■ PROBLEM STATEMENT:
Of all the lines in this data, how many include "ylabel"? Respond with the number only.

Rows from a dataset
···
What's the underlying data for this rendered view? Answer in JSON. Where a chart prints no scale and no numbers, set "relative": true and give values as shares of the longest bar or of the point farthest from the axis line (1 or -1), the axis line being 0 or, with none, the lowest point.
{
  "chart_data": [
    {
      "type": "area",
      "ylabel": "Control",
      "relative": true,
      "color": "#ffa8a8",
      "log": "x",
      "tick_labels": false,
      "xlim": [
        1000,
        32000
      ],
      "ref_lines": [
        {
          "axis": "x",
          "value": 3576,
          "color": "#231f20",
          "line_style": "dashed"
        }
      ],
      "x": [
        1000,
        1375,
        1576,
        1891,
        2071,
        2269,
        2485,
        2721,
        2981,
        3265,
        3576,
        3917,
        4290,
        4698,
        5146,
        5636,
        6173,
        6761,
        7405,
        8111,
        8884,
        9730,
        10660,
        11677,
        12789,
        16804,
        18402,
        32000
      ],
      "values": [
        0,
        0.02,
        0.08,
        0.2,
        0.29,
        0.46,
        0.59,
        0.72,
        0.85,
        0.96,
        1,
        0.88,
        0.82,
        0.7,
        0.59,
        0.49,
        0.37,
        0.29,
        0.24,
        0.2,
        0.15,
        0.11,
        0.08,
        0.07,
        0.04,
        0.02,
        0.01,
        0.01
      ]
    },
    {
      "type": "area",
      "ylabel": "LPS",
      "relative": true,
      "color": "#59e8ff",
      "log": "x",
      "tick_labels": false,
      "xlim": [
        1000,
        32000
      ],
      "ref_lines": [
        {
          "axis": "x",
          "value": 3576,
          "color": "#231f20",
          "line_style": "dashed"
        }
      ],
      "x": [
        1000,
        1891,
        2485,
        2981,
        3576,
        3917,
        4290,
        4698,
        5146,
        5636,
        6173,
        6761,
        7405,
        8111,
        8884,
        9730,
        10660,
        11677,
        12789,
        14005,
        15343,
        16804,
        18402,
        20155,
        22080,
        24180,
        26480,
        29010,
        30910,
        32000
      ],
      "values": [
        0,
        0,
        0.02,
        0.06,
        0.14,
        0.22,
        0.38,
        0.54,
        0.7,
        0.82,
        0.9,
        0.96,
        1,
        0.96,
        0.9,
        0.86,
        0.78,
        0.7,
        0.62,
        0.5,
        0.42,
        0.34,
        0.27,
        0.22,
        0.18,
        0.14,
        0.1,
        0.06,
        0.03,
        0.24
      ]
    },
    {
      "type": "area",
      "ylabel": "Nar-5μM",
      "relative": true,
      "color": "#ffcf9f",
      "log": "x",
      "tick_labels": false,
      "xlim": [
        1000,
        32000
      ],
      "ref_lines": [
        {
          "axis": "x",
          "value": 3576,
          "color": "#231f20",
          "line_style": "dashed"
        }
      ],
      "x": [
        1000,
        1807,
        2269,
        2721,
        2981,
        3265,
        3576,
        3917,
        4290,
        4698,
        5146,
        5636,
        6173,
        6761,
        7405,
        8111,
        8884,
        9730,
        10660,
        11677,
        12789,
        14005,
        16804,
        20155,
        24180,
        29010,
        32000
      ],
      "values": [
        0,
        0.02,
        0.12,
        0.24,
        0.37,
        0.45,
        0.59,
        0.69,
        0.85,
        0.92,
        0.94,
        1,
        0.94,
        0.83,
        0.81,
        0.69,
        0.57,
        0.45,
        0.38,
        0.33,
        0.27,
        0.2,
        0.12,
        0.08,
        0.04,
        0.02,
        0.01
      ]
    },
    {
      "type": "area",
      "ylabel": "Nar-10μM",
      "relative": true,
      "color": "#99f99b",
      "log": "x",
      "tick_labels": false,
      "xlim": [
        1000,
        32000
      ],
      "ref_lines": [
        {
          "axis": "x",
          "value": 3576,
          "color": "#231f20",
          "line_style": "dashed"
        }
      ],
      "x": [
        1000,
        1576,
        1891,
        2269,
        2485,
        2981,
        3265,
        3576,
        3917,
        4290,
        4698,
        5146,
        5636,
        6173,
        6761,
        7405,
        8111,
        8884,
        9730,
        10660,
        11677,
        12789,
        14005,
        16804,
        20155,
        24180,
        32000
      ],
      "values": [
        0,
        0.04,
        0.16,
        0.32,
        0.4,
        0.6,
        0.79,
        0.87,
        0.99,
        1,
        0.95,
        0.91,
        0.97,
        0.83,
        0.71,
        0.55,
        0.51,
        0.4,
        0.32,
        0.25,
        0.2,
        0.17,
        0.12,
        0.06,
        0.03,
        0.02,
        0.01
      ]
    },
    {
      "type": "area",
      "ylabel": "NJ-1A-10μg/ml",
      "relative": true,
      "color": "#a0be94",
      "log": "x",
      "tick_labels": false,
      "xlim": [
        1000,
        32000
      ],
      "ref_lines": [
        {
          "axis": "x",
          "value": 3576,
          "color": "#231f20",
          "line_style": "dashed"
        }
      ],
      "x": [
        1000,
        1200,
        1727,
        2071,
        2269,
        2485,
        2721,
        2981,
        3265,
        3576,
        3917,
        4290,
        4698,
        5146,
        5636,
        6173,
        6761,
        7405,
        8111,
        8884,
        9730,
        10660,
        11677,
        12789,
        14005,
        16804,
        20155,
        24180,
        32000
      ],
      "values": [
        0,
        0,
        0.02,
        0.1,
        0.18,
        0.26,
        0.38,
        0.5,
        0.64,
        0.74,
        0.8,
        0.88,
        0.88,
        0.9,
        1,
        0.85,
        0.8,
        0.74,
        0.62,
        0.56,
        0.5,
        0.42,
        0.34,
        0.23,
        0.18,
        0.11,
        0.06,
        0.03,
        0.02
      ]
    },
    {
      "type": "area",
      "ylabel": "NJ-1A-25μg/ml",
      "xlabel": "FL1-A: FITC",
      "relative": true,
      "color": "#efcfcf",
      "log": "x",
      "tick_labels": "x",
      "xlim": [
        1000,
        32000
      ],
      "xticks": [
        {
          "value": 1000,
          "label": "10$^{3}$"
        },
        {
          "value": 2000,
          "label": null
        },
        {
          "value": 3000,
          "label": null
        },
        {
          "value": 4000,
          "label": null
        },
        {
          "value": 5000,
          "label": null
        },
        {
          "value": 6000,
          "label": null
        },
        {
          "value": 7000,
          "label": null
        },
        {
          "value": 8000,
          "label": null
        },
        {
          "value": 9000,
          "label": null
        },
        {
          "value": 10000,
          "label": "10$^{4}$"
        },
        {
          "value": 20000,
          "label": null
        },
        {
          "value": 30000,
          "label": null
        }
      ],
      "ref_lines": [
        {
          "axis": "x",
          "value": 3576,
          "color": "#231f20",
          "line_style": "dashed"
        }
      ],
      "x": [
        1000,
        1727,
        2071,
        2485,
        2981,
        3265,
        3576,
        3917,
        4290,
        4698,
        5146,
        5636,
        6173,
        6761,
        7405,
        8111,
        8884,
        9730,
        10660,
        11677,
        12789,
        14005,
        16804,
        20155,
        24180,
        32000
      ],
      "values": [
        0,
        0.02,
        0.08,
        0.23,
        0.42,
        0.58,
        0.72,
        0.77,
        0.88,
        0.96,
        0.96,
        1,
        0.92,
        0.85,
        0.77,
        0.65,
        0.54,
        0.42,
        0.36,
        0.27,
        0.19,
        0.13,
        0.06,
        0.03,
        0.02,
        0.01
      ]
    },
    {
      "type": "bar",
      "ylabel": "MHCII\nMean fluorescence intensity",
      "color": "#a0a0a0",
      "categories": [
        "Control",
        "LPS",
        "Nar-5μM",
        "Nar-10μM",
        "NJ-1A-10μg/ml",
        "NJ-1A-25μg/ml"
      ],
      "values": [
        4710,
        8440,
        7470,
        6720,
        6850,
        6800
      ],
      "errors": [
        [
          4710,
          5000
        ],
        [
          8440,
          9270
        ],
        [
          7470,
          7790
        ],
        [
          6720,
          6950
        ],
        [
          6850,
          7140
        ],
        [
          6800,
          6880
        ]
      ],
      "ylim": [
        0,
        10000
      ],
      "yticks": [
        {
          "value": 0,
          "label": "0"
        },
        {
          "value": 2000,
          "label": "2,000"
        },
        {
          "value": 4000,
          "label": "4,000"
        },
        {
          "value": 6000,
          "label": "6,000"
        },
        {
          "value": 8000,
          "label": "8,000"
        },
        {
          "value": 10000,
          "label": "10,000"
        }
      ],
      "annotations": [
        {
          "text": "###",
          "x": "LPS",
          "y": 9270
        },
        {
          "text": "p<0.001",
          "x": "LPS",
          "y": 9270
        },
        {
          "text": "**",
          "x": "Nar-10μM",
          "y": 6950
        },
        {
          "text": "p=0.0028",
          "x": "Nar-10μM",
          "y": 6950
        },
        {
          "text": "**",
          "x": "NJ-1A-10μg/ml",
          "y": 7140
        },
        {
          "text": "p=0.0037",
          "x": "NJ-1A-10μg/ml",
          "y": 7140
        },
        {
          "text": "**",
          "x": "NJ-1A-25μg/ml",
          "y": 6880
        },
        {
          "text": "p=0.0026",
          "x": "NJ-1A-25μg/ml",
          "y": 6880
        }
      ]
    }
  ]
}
···
■ RESPONSE:
7